§ What is expected
Exclude the pictures, then repeat the remaining data exactly.

§ Data rows
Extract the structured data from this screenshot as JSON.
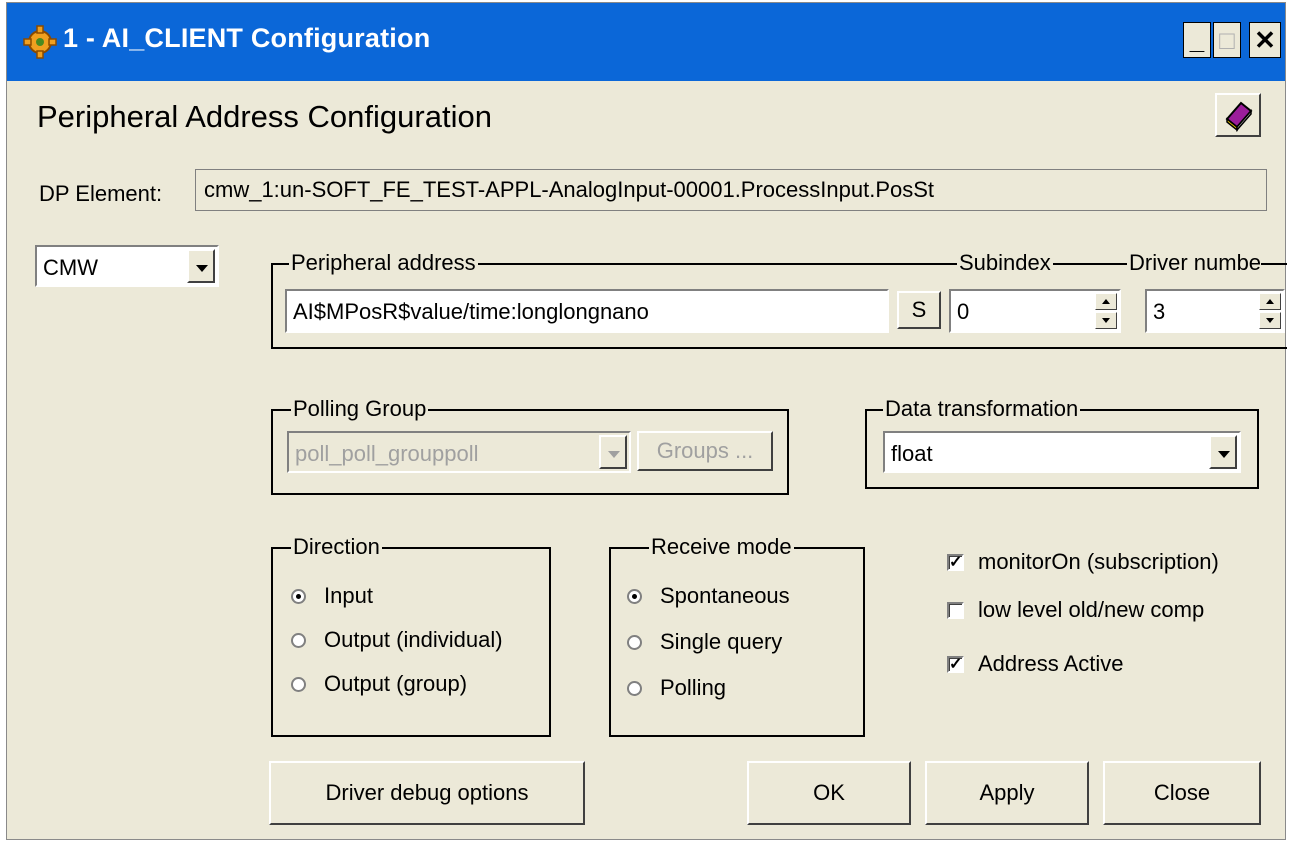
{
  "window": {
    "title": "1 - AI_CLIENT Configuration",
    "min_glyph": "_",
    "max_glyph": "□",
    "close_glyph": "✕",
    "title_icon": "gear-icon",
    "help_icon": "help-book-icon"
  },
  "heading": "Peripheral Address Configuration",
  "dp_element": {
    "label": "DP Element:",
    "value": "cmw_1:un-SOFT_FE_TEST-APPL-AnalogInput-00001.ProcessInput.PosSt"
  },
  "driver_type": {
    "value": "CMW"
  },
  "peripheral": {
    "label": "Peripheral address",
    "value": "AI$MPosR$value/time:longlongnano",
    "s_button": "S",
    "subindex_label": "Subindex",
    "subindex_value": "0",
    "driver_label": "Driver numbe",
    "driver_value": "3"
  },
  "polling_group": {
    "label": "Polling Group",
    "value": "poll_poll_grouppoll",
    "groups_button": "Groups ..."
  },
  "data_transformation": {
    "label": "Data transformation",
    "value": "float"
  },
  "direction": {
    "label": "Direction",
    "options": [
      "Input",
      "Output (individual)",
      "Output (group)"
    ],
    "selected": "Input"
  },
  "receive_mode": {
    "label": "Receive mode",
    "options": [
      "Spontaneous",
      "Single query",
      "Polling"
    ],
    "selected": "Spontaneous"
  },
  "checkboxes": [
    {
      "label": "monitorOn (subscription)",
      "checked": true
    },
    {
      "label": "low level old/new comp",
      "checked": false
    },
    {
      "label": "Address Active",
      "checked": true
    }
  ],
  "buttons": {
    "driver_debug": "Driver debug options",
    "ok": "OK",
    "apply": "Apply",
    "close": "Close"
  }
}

§ Reply
Extract the structured data from this screenshot as JSON.
{
  "window": {
    "title": "1 - AI_CLIENT Configuration",
    "min_glyph": "_",
    "max_glyph": "□",
    "close_glyph": "✕",
    "title_icon": "gear-icon",
    "help_icon": "help-book-icon"
  },
  "heading": "Peripheral Address Configuration",
  "dp_element": {
    "label": "DP Element:",
    "value": "cmw_1:un-SOFT_FE_TEST-APPL-AnalogInput-00001.ProcessInput.PosSt"
  },
  "driver_type": {
    "value": "CMW"
  },
  "peripheral": {
    "label": "Peripheral address",
    "value": "AI$MPosR$value/time:longlongnano",
    "s_button": "S",
    "subindex_label": "Subindex",
    "subindex_value": "0",
    "driver_label": "Driver numbe",
    "driver_value": "3"
  },
  "polling_group": {
    "label": "Polling Group",
    "value": "poll_poll_grouppoll",
    "groups_button": "Groups ..."
  },
  "data_transformation": {
    "label": "Data transformation",
    "value": "float"
  },
  "direction": {
    "label": "Direction",
    "options": [
      "Input",
      "Output (individual)",
      "Output (group)"
    ],
    "selected": "Input"
  },
  "receive_mode": {
    "label": "Receive mode",
    "options": [
      "Spontaneous",
      "Single query",
      "Polling"
    ],
    "selected": "Spontaneous"
  },
  "checkboxes": [
    {
      "label": "monitorOn (subscription)",
      "checked": true
    },
    {
      "label": "low level old/new comp",
      "checked": false
    },
    {
      "label": "Address Active",
      "checked": true
    }
  ],
  "buttons": {
    "driver_debug": "Driver debug options",
    "ok": "OK",
    "apply": "Apply",
    "close": "Close"
  }
}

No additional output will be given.